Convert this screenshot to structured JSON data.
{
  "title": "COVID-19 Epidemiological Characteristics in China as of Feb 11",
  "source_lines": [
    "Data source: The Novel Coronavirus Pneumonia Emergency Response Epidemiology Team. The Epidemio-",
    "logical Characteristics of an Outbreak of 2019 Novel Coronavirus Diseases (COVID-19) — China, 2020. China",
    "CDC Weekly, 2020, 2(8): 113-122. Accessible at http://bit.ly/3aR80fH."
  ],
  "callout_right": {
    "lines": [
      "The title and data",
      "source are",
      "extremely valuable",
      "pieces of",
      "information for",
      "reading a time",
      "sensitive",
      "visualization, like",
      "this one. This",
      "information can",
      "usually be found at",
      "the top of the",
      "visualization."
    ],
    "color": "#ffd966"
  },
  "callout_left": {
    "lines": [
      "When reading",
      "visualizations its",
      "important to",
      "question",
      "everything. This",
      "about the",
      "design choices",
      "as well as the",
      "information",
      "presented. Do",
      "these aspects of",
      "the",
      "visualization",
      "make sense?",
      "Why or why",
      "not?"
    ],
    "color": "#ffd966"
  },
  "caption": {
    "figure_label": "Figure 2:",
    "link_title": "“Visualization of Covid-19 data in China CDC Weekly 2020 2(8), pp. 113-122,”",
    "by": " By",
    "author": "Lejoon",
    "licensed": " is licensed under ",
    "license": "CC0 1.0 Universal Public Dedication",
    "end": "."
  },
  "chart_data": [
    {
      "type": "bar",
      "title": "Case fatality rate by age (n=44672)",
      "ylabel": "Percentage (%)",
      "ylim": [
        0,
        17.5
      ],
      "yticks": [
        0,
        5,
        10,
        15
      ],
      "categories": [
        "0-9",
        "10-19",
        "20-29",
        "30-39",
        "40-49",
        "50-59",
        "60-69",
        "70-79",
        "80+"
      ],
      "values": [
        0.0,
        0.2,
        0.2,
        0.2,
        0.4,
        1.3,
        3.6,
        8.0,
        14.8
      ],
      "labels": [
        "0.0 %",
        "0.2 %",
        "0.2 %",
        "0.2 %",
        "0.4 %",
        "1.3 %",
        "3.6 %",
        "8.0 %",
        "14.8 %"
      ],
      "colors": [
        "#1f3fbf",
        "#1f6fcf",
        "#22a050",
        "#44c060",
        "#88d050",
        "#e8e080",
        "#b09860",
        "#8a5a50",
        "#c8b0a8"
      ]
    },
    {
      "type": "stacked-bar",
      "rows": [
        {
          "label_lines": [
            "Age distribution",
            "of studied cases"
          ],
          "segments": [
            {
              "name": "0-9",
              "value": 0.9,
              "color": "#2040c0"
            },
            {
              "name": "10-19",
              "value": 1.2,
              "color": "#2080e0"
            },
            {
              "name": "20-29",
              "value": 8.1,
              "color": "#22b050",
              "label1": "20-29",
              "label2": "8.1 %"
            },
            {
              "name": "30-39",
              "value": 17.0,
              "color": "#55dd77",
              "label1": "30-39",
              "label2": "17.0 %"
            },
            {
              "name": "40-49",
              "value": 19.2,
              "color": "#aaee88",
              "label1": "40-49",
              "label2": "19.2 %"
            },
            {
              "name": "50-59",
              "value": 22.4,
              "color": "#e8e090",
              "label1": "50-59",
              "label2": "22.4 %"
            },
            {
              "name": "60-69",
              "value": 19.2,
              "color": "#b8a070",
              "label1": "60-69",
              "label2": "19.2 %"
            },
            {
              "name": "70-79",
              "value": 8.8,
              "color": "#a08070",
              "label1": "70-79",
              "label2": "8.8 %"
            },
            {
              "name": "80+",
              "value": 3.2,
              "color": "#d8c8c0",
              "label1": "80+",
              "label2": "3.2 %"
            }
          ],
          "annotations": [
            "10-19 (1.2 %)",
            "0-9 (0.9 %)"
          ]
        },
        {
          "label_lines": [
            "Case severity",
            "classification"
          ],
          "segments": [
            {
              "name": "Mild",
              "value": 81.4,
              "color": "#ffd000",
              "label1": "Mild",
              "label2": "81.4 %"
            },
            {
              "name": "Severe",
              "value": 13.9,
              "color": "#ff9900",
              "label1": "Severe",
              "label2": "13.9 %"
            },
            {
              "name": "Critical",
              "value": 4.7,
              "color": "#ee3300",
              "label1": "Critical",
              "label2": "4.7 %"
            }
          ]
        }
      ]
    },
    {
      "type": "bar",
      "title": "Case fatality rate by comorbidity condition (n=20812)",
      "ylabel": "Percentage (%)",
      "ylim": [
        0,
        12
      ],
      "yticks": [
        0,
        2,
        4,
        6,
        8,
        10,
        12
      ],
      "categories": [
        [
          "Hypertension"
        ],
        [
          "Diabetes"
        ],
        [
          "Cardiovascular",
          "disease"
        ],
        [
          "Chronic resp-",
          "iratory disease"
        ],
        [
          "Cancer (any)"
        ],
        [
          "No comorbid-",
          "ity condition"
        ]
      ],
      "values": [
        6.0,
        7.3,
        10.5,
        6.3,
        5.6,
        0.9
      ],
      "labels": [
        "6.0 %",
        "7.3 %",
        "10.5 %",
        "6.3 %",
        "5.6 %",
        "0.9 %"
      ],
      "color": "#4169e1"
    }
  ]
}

*WHAT THE EXERCISE ASKS*: Scan the material for the string "rate". Copy each line where it appears.

*EXERCISE ANSWER*:
      "title": "Case fatality rate by age (n=44672)",
      "title": "Case fatality rate by comorbidity condition (n=20812)",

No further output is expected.